• Exercise aim: Every line below must be reproduced exactly. Copy them all.

• Data records:
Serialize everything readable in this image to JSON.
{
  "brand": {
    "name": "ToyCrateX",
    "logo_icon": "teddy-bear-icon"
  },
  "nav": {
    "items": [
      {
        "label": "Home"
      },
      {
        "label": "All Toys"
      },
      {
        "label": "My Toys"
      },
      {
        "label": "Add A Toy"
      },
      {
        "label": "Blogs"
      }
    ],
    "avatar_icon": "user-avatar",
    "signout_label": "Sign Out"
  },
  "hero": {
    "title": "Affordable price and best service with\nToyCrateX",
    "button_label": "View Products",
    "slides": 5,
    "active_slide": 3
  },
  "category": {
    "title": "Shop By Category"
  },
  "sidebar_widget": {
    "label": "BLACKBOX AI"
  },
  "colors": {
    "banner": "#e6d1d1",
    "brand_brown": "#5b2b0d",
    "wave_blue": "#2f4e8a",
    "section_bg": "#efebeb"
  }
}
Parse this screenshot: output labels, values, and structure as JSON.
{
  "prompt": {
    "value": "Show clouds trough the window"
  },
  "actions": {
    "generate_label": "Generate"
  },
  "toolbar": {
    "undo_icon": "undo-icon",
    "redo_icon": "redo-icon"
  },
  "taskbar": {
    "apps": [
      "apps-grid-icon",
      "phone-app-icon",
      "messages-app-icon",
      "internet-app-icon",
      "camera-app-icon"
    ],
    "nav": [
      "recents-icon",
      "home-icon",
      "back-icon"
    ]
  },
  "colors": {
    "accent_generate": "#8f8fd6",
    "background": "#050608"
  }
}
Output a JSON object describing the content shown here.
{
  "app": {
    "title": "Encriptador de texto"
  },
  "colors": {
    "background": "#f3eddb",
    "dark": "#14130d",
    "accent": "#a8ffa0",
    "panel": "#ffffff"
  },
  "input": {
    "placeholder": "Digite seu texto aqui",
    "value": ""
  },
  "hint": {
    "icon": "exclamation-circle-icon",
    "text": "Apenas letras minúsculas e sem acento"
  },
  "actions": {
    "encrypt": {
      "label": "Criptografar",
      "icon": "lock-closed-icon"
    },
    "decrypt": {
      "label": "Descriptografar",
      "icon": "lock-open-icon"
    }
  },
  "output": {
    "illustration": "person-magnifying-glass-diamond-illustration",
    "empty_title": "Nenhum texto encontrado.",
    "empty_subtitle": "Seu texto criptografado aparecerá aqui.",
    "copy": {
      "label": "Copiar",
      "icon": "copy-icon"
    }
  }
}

• Written solution:
Serialize everything readable in this image to JSON.
{
  "brand": {
    "name": "ToyCrateX",
    "logo_icon": "teddy-bear-icon"
  },
  "nav": {
    "items": [
      {
        "label": "Home"
      },
      {
        "label": "All Toys"
      },
      {
        "label": "My Toys"
      },
      {
        "label": "Add A Toy"
      },
      {
        "label": "Blogs"
      }
    ],
    "avatar_icon": "user-avatar",
    "signout_label": "Sign Out"
  },
  "hero": {
    "title": "Affordable price and best service with\nToyCrateX",
    "button_label": "View Products",
    "slides": 5,
    "active_slide": 3
  },
  "category": {
    "title": "Shop By Category"
  },
  "sidebar_widget": {
    "label": "BLACKBOX AI"
  },
  "colors": {
    "banner": "#e6d1d1",
    "brand_brown": "#5b2b0d",
    "wave_blue": "#2f4e8a",
    "section_bg": "#efebeb"
  }
}
Parse this screenshot: output labels, values, and structure as JSON.
{
  "prompt": {
    "value": "Show clouds trough the window"
  },
  "actions": {
    "generate_label": "Generate"
  },
  "toolbar": {
    "undo_icon": "undo-icon",
    "redo_icon": "redo-icon"
  },
  "taskbar": {
    "apps": [
      "apps-grid-icon",
      "phone-app-icon",
      "messages-app-icon",
      "internet-app-icon",
      "camera-app-icon"
    ],
    "nav": [
      "recents-icon",
      "home-icon",
      "back-icon"
    ]
  },
  "colors": {
    "accent_generate": "#8f8fd6",
    "background": "#050608"
  }
}
Output a JSON object describing the content shown here.
{
  "app": {
    "title": "Encriptador de texto"
  },
  "colors": {
    "background": "#f3eddb",
    "dark": "#14130d",
    "accent": "#a8ffa0",
    "panel": "#ffffff"
  },
  "input": {
    "placeholder": "Digite seu texto aqui",
    "value": ""
  },
  "hint": {
    "icon": "exclamation-circle-icon",
    "text": "Apenas letras minúsculas e sem acento"
  },
  "actions": {
    "encrypt": {
      "label": "Criptografar",
      "icon": "lock-closed-icon"
    },
    "decrypt": {
      "label": "Descriptografar",
      "icon": "lock-open-icon"
    }
  },
  "output": {
    "illustration": "person-magnifying-glass-diamond-illustration",
    "empty_title": "Nenhum texto encontrado.",
    "empty_subtitle": "Seu texto criptografado aparecerá aqui.",
    "copy": {
      "label": "Copiar",
      "icon": "copy-icon"
    }
  }
}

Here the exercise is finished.